Dataset records:
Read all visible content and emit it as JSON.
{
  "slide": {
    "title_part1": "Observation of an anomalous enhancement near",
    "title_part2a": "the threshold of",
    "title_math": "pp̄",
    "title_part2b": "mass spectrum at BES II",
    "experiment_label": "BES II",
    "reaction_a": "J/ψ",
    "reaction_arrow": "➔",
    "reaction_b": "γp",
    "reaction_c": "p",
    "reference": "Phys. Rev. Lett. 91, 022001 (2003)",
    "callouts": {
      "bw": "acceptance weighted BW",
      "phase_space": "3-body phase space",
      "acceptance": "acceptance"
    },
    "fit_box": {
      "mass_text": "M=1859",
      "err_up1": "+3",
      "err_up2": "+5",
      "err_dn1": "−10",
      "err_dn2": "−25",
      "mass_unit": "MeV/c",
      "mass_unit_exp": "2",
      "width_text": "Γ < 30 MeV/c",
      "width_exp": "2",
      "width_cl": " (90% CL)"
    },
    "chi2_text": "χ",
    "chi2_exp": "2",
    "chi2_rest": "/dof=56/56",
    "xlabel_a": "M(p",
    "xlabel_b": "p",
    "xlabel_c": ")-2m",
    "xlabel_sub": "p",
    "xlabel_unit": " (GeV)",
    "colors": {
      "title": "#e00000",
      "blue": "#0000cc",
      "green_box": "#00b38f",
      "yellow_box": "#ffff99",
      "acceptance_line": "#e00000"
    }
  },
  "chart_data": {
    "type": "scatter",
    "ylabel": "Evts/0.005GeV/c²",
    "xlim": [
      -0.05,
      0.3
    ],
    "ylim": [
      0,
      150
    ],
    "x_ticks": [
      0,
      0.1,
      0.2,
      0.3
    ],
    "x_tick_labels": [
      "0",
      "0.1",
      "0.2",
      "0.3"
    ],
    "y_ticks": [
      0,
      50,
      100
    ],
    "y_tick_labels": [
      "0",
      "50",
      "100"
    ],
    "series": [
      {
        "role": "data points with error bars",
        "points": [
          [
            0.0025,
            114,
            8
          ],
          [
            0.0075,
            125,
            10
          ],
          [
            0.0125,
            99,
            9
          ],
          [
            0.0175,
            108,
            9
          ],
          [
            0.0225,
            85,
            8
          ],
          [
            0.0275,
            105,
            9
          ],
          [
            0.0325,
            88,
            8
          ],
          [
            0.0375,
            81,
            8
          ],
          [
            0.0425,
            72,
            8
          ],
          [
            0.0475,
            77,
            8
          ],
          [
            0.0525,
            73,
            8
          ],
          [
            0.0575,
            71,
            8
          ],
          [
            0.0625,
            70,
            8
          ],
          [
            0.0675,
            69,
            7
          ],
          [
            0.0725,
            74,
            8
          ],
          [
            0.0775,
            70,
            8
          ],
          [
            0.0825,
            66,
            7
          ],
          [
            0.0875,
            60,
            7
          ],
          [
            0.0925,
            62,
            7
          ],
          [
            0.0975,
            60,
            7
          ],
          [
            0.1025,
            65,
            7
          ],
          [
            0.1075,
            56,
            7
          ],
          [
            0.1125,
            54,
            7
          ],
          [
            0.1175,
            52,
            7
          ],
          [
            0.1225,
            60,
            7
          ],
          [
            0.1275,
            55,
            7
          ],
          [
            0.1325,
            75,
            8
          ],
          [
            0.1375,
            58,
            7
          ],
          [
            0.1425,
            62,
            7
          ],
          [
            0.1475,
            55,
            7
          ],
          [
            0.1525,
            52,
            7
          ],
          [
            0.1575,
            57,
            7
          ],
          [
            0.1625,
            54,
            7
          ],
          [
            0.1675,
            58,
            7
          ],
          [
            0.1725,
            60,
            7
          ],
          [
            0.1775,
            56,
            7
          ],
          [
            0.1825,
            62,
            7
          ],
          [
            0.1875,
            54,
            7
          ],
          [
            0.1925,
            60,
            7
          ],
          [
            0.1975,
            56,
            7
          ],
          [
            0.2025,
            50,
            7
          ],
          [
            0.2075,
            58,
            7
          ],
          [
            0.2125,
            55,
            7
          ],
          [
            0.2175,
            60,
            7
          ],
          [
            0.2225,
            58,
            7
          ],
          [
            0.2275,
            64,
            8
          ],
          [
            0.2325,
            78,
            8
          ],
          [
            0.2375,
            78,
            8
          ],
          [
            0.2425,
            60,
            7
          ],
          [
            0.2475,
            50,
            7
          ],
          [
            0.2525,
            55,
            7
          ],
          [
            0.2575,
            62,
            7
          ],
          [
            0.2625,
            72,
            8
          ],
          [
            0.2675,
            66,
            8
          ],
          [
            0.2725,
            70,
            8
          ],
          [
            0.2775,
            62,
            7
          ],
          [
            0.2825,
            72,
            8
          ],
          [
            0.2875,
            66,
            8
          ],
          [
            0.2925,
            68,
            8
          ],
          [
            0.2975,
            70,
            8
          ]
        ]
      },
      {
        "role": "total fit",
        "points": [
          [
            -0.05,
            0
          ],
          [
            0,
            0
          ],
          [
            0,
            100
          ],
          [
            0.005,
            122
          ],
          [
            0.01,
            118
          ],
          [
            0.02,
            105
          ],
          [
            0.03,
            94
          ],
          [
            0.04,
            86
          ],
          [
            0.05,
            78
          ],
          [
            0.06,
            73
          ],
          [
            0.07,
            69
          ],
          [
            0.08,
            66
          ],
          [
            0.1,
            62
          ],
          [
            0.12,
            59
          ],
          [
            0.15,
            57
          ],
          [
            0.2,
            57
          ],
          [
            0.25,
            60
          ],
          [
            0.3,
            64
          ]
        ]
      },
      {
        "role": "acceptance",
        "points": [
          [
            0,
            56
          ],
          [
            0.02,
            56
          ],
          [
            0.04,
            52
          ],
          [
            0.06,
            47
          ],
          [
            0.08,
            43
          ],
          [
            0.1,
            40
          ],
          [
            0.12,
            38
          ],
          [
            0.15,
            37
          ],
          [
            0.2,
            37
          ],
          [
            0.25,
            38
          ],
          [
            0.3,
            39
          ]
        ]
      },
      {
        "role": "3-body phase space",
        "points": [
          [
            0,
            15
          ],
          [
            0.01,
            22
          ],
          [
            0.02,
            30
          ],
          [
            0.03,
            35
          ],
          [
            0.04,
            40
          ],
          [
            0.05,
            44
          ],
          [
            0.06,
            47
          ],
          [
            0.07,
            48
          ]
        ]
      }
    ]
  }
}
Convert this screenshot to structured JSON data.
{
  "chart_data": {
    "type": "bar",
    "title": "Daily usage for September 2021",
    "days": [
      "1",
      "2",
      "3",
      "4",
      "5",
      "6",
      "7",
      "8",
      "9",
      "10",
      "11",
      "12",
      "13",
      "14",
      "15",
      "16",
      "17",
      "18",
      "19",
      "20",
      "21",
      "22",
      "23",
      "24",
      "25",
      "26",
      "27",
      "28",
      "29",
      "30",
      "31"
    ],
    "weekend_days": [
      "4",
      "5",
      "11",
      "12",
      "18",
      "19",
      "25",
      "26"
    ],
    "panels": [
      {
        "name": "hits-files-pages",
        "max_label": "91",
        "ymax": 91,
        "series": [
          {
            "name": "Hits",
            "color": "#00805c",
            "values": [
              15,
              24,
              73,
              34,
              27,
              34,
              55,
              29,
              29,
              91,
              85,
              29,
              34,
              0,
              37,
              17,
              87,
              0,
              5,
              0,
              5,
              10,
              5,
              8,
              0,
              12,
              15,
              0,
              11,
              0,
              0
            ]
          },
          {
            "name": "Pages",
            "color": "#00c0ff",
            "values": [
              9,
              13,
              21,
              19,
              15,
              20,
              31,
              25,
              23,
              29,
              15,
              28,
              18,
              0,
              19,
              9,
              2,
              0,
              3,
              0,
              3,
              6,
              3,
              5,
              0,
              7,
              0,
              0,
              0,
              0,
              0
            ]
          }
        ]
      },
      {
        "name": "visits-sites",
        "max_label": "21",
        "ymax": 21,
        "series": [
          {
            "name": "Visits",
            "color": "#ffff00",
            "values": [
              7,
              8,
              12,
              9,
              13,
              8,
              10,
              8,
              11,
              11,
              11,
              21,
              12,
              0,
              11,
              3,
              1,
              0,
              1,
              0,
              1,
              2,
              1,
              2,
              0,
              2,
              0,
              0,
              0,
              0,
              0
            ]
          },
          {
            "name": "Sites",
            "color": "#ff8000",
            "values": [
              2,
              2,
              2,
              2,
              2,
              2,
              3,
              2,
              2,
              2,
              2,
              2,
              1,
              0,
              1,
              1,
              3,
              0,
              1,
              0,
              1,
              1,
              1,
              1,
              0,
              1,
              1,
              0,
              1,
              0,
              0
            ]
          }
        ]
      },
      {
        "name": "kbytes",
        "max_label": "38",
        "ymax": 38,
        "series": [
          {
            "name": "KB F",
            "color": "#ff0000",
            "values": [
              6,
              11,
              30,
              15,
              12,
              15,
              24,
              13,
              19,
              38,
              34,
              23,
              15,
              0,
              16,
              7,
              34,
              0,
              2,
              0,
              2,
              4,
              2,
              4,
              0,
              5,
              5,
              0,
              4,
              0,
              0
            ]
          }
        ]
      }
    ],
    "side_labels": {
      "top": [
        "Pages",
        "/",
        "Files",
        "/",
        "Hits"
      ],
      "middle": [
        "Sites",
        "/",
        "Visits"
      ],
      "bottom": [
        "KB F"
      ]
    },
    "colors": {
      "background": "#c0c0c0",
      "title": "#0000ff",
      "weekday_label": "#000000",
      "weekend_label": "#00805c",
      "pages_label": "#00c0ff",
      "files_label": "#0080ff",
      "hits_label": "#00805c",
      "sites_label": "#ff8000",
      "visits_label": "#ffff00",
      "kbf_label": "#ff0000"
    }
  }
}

# TASK PROMPT
Extract each line holding the string "body".

# THE SOLUTION
      "phase_space": "3-body phase space",
        "role": "3-body phase space",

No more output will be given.